• **Exercise instructions**: Copy out every line exactly as given.

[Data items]
-=-=-=-=-

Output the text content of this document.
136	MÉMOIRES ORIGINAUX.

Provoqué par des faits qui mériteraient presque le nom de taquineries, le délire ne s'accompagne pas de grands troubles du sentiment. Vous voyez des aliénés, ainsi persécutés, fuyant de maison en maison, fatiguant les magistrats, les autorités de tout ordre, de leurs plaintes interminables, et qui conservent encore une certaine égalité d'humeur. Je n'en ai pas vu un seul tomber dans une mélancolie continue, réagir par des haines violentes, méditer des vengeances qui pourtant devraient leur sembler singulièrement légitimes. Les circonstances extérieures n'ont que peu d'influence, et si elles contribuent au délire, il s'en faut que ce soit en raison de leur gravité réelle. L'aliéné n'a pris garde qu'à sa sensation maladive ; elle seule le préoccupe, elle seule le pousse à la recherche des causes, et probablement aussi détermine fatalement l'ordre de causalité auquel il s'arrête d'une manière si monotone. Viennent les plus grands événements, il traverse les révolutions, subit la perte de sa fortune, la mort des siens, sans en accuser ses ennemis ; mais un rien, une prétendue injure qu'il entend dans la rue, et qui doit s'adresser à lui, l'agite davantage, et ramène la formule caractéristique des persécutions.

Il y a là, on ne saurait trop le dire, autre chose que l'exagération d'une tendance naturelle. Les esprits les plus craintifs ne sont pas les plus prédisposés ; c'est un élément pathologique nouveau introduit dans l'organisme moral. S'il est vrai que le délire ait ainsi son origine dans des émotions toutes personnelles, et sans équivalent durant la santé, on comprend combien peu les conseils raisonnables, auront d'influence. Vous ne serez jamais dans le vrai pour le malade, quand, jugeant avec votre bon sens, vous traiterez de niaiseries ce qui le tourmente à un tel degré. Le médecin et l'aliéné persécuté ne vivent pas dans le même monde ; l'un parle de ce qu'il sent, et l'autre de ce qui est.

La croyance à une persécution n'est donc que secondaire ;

-=-=-=-=-

• **Correct result**:
Output the text content of this document.
136	MÉMOIRES ORIGINAUX.

Provoqué par des faits qui mériteraient presque le nom de taquineries, le délire ne s'accompagne pas de grands troubles du sentiment. Vous voyez des aliénés, ainsi persécutés, fuyant de maison en maison, fatiguant les magistrats, les autorités de tout ordre, de leurs plaintes interminables, et qui conservent encore une certaine égalité d'humeur. Je n'en ai pas vu un seul tomber dans une mélancolie continue, réagir par des haines violentes, méditer des vengeances qui pourtant devraient leur sembler singulièrement légitimes. Les circonstances extérieures n'ont que peu d'influence, et si elles contribuent au délire, il s'en faut que ce soit en raison de leur gravité réelle. L'aliéné n'a pris garde qu'à sa sensation maladive ; elle seule le préoccupe, elle seule le pousse à la recherche des causes, et probablement aussi détermine fatalement l'ordre de causalité auquel il s'arrête d'une manière si monotone. Viennent les plus grands événements, il traverse les révolutions, subit la perte de sa fortune, la mort des siens, sans en accuser ses ennemis ; mais un rien, une prétendue injure qu'il entend dans la rue, et qui doit s'adresser à lui, l'agite davantage, et ramène la formule caractéristique des persécutions.

Il y a là, on ne saurait trop le dire, autre chose que l'exagération d'une tendance naturelle. Les esprits les plus craintifs ne sont pas les plus prédisposés ; c'est un élément pathologique nouveau introduit dans l'organisme moral. S'il est vrai que le délire ait ainsi son origine dans des émotions toutes personnelles, et sans équivalent durant la santé, on comprend combien peu les conseils raisonnables, auront d'influence. Vous ne serez jamais dans le vrai pour le malade, quand, jugeant avec votre bon sens, vous traiterez de niaiseries ce qui le tourmente à un tel degré. Le médecin et l'aliéné persécuté ne vivent pas dans le même monde ; l'un parle de ce qu'il sent, et l'autre de ce qui est.

La croyance à une persécution n'est donc que secondaire ;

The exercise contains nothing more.